===== Task material

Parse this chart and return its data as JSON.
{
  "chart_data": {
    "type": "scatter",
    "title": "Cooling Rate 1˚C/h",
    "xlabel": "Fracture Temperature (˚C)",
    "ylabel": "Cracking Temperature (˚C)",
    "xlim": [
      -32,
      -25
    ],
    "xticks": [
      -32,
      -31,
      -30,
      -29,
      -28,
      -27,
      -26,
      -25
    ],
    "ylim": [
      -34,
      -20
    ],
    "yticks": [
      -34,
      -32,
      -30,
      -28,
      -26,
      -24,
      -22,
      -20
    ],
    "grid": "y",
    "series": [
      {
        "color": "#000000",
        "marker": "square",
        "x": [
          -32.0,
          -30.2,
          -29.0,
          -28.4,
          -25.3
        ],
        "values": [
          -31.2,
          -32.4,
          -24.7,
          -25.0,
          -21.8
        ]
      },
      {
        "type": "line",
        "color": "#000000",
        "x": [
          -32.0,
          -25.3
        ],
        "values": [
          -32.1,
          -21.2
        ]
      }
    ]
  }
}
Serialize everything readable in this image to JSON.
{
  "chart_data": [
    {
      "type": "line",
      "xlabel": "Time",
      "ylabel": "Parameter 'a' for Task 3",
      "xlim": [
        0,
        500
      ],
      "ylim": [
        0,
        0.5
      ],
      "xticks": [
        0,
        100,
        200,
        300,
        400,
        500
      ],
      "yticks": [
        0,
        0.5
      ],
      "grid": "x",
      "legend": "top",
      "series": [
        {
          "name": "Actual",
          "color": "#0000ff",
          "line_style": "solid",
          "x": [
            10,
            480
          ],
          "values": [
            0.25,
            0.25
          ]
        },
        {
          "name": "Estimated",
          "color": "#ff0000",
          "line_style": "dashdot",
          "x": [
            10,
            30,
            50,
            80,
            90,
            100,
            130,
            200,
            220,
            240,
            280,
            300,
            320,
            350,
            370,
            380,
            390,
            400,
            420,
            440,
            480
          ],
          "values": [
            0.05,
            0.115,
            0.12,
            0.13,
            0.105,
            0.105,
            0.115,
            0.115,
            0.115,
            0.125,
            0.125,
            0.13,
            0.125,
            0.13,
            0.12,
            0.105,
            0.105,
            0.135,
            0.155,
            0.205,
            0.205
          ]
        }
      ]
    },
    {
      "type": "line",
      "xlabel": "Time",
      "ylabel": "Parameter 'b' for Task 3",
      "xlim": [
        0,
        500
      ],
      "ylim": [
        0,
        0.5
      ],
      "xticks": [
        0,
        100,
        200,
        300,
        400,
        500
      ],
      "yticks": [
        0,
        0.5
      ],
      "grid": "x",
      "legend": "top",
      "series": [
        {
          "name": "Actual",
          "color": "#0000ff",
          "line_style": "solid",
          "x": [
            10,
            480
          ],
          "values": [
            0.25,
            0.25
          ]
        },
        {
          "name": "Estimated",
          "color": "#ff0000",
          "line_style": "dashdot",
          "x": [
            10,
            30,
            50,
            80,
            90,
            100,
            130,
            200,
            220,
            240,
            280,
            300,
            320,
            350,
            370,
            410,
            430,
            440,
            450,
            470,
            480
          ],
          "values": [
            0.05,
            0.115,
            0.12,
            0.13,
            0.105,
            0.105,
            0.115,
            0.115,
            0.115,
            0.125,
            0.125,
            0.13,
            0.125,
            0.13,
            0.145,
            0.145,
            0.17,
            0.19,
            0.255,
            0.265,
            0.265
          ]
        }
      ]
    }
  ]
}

==========

Every record above should be output exactly.

Answer in full:
Parse this chart and return its data as JSON.
{
  "chart_data": {
    "type": "scatter",
    "title": "Cooling Rate 1˚C/h",
    "xlabel": "Fracture Temperature (˚C)",
    "ylabel": "Cracking Temperature (˚C)",
    "xlim": [
      -32,
      -25
    ],
    "xticks": [
      -32,
      -31,
      -30,
      -29,
      -28,
      -27,
      -26,
      -25
    ],
    "ylim": [
      -34,
      -20
    ],
    "yticks": [
      -34,
      -32,
      -30,
      -28,
      -26,
      -24,
      -22,
      -20
    ],
    "grid": "y",
    "series": [
      {
        "color": "#000000",
        "marker": "square",
        "x": [
          -32.0,
          -30.2,
          -29.0,
          -28.4,
          -25.3
        ],
        "values": [
          -31.2,
          -32.4,
          -24.7,
          -25.0,
          -21.8
        ]
      },
      {
        "type": "line",
        "color": "#000000",
        "x": [
          -32.0,
          -25.3
        ],
        "values": [
          -32.1,
          -21.2
        ]
      }
    ]
  }
}
Serialize everything readable in this image to JSON.
{
  "chart_data": [
    {
      "type": "line",
      "xlabel": "Time",
      "ylabel": "Parameter 'a' for Task 3",
      "xlim": [
        0,
        500
      ],
      "ylim": [
        0,
        0.5
      ],
      "xticks": [
        0,
        100,
        200,
        300,
        400,
        500
      ],
      "yticks": [
        0,
        0.5
      ],
      "grid": "x",
      "legend": "top",
      "series": [
        {
          "name": "Actual",
          "color": "#0000ff",
          "line_style": "solid",
          "x": [
            10,
            480
          ],
          "values": [
            0.25,
            0.25
          ]
        },
        {
          "name": "Estimated",
          "color": "#ff0000",
          "line_style": "dashdot",
          "x": [
            10,
            30,
            50,
            80,
            90,
            100,
            130,
            200,
            220,
            240,
            280,
            300,
            320,
            350,
            370,
            380,
            390,
            400,
            420,
            440,
            480
          ],
          "values": [
            0.05,
            0.115,
            0.12,
            0.13,
            0.105,
            0.105,
            0.115,
            0.115,
            0.115,
            0.125,
            0.125,
            0.13,
            0.125,
            0.13,
            0.12,
            0.105,
            0.105,
            0.135,
            0.155,
            0.205,
            0.205
          ]
        }
      ]
    },
    {
      "type": "line",
      "xlabel": "Time",
      "ylabel": "Parameter 'b' for Task 3",
      "xlim": [
        0,
        500
      ],
      "ylim": [
        0,
        0.5
      ],
      "xticks": [
        0,
        100,
        200,
        300,
        400,
        500
      ],
      "yticks": [
        0,
        0.5
      ],
      "grid": "x",
      "legend": "top",
      "series": [
        {
          "name": "Actual",
          "color": "#0000ff",
          "line_style": "solid",
          "x": [
            10,
            480
          ],
          "values": [
            0.25,
            0.25
          ]
        },
        {
          "name": "Estimated",
          "color": "#ff0000",
          "line_style": "dashdot",
          "x": [
            10,
            30,
            50,
            80,
            90,
            100,
            130,
            200,
            220,
            240,
            280,
            300,
            320,
            350,
            370,
            410,
            430,
            440,
            450,
            470,
            480
          ],
          "values": [
            0.05,
            0.115,
            0.12,
            0.13,
            0.105,
            0.105,
            0.115,
            0.115,
            0.115,
            0.125,
            0.125,
            0.13,
            0.125,
            0.13,
            0.145,
            0.145,
            0.17,
            0.19,
            0.255,
            0.265,
            0.265
          ]
        }
      ]
    }
  ]
}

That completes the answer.